*WHAT NEEDS TO BE DONE*: Select every line containing the word "обращения" from the material, and copy those lines.

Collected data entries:
----------
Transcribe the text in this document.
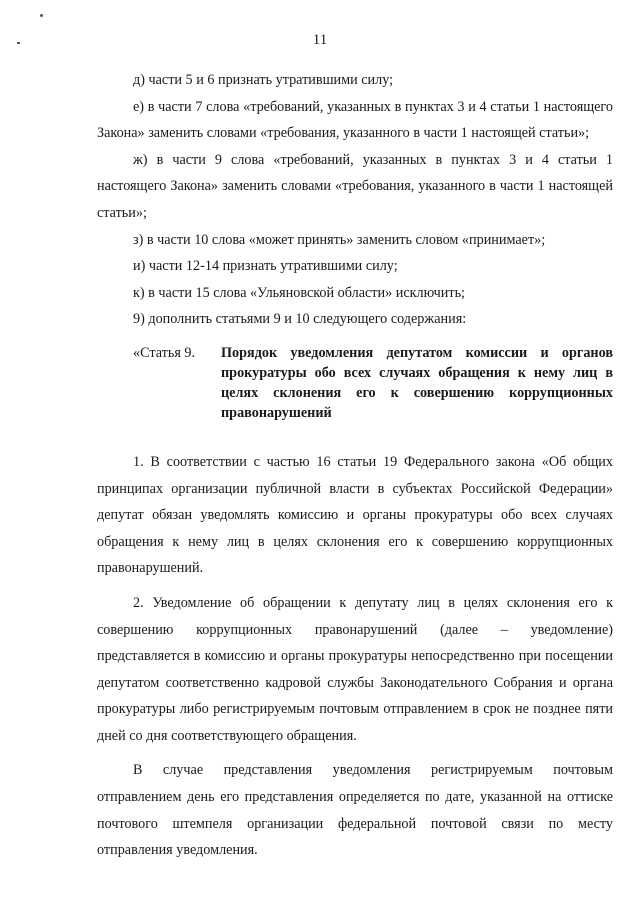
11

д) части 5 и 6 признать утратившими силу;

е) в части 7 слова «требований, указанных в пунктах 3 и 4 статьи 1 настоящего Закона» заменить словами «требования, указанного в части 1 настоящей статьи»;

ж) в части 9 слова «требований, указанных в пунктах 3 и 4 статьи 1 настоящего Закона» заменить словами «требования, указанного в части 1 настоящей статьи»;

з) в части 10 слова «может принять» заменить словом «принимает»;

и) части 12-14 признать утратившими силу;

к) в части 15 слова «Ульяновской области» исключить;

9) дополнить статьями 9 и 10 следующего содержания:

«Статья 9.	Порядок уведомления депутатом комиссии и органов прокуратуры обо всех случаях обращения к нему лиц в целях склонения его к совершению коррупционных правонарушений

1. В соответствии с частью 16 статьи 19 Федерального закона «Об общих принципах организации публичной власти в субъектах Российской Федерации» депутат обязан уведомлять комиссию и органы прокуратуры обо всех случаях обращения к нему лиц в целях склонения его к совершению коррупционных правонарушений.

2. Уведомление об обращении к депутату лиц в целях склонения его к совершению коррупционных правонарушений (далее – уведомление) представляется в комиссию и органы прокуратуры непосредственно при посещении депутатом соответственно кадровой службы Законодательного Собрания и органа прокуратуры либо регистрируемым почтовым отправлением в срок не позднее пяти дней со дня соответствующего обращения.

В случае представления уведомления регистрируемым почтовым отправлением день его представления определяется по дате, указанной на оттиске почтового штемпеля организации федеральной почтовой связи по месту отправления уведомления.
----------
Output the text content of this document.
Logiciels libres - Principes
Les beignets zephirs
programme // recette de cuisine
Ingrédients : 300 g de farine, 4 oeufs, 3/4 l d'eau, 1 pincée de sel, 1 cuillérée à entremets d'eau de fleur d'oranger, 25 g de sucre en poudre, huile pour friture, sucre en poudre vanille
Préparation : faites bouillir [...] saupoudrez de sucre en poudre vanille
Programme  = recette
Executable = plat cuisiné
----------
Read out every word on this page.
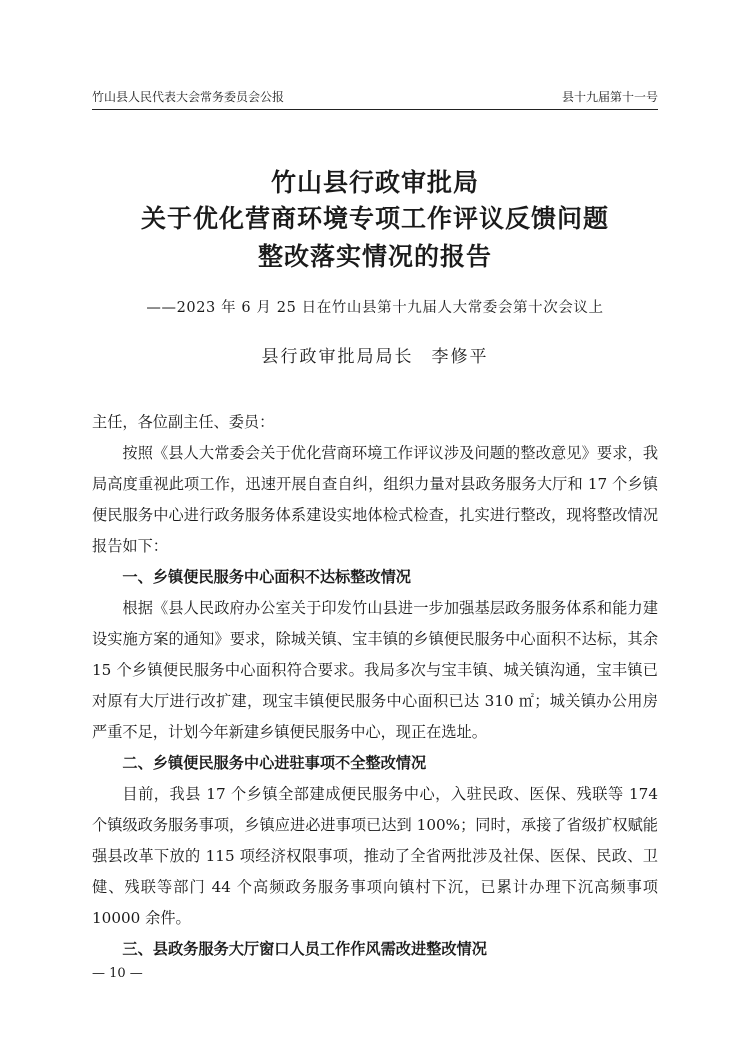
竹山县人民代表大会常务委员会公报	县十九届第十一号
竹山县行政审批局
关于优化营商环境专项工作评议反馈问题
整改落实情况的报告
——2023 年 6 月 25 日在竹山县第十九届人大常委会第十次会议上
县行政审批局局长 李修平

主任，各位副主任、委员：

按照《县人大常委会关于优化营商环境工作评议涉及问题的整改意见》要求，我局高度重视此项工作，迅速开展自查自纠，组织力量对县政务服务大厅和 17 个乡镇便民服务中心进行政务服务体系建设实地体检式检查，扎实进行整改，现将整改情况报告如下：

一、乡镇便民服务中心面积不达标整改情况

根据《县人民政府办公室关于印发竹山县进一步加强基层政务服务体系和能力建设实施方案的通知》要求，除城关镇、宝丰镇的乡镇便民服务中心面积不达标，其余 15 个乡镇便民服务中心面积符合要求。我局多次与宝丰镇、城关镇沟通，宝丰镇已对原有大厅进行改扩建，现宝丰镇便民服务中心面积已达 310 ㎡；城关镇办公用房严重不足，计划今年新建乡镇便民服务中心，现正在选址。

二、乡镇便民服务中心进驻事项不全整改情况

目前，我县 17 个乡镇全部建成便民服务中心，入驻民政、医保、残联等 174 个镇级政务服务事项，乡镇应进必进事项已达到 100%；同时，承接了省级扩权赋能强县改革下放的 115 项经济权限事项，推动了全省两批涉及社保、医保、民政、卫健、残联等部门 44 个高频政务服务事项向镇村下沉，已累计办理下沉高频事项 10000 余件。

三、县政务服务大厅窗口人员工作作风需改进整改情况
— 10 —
----------
*OUTPUT FOR THIS TASK*:
«Статья 9.	Порядок уведомления депутатом комиссии и органов прокуратуры обо всех случаях обращения к нему лиц в целях склонения его к совершению коррупционных правонарушений
1. В соответствии с частью 16 статьи 19 Федерального закона «Об общих принципах организации публичной власти в субъектах Российской Федерации» депутат обязан уведомлять комиссию и органы прокуратуры обо всех случаях обращения к нему лиц в целях склонения его к совершению коррупционных правонарушений.
2. Уведомление об обращении к депутату лиц в целях склонения его к совершению коррупционных правонарушений (далее – уведомление) представляется в комиссию и органы прокуратуры непосредственно при посещении депутатом соответственно кадровой службы Законодательного Собрания и органа прокуратуры либо регистрируемым почтовым отправлением в срок не позднее пяти дней со дня соответствующего обращения.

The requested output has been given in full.